::: Items

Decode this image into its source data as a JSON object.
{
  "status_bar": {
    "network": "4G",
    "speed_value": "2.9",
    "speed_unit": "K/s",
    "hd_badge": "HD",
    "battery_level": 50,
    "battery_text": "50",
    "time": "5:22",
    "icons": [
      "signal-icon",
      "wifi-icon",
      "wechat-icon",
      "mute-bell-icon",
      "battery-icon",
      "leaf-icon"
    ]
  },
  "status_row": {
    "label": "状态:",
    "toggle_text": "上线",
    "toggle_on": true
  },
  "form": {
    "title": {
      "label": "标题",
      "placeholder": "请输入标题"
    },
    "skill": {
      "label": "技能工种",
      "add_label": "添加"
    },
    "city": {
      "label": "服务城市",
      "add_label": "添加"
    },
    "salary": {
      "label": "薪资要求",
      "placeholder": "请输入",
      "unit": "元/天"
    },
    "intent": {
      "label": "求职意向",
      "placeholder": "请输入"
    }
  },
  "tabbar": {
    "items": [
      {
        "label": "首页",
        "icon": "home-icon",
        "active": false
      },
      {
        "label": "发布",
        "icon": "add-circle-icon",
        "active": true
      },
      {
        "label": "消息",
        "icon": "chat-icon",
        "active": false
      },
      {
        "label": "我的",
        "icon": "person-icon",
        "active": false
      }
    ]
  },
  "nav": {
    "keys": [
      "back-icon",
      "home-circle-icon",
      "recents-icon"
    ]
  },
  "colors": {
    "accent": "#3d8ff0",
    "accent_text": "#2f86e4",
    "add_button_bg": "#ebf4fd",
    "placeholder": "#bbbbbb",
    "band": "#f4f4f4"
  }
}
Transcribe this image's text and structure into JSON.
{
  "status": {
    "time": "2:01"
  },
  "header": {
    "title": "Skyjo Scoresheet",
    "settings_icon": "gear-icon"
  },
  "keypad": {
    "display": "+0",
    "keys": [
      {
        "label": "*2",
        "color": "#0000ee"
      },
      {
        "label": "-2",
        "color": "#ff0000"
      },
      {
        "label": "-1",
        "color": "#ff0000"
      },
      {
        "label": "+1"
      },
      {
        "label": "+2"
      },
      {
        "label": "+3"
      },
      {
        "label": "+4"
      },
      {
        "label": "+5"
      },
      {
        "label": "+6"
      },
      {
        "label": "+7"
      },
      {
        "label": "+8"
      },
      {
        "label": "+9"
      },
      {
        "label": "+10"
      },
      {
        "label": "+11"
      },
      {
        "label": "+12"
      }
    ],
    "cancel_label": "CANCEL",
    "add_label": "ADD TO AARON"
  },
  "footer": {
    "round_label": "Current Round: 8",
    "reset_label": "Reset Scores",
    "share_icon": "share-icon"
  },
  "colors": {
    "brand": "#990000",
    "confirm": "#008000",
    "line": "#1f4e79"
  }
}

::::::

▸ Stated problem: Starting at the line that contains "Transcribe this image's", repeat each line exactly through the last one in the listing. Include both of those lines and nothing more.

▸ Result for this task:
Transcribe this image's text and structure into JSON.
{
  "status": {
    "time": "2:01"
  },
  "header": {
    "title": "Skyjo Scoresheet",
    "settings_icon": "gear-icon"
  },
  "keypad": {
    "display": "+0",
    "keys": [
      {
        "label": "*2",
        "color": "#0000ee"
      },
      {
        "label": "-2",
        "color": "#ff0000"
      },
      {
        "label": "-1",
        "color": "#ff0000"
      },
      {
        "label": "+1"
      },
      {
        "label": "+2"
      },
      {
        "label": "+3"
      },
      {
        "label": "+4"
      },
      {
        "label": "+5"
      },
      {
        "label": "+6"
      },
      {
        "label": "+7"
      },
      {
        "label": "+8"
      },
      {
        "label": "+9"
      },
      {
        "label": "+10"
      },
      {
        "label": "+11"
      },
      {
        "label": "+12"
      }
    ],
    "cancel_label": "CANCEL",
    "add_label": "ADD TO AARON"
  },
  "footer": {
    "round_label": "Current Round: 8",
    "reset_label": "Reset Scores",
    "share_icon": "share-icon"
  },
  "colors": {
    "brand": "#990000",
    "confirm": "#008000",
    "line": "#1f4e79"
  }
}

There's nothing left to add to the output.